What follows is a set of records; restate each one word for word and drop the pictures.

[Records from a dataset]
----

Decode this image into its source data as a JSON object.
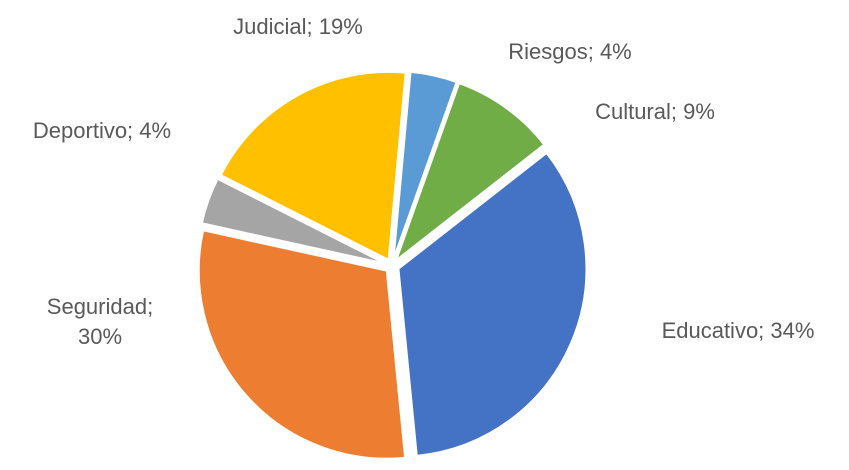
{
  "chart_data": {
    "type": "pie",
    "categories": [
      "Educativo",
      "Seguridad",
      "Deportivo",
      "Judicial",
      "Riesgos",
      "Cultural"
    ],
    "values": [
      34,
      30,
      4,
      19,
      4,
      9
    ],
    "value_labels": [
      "Educativo; 34%",
      "Seguridad; 30%",
      "Deportivo; 4%",
      "Judicial; 19%",
      "Riesgos; 4%",
      "Cultural; 9%"
    ],
    "colors": [
      "#4472c4",
      "#ed7d31",
      "#a5a5a5",
      "#ffc000",
      "#5b9bd5",
      "#70ad47"
    ]
  }
}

----

# Exercise answer
Decode this image into its source data as a JSON object.
{
  "chart_data": {
    "type": "pie",
    "categories": [
      "Educativo",
      "Seguridad",
      "Deportivo",
      "Judicial",
      "Riesgos",
      "Cultural"
    ],
    "values": [
      34,
      30,
      4,
      19,
      4,
      9
    ],
    "value_labels": [
      "Educativo; 34%",
      "Seguridad; 30%",
      "Deportivo; 4%",
      "Judicial; 19%",
      "Riesgos; 4%",
      "Cultural; 9%"
    ],
    "colors": [
      "#4472c4",
      "#ed7d31",
      "#a5a5a5",
      "#ffc000",
      "#5b9bd5",
      "#70ad47"
    ]
  }
}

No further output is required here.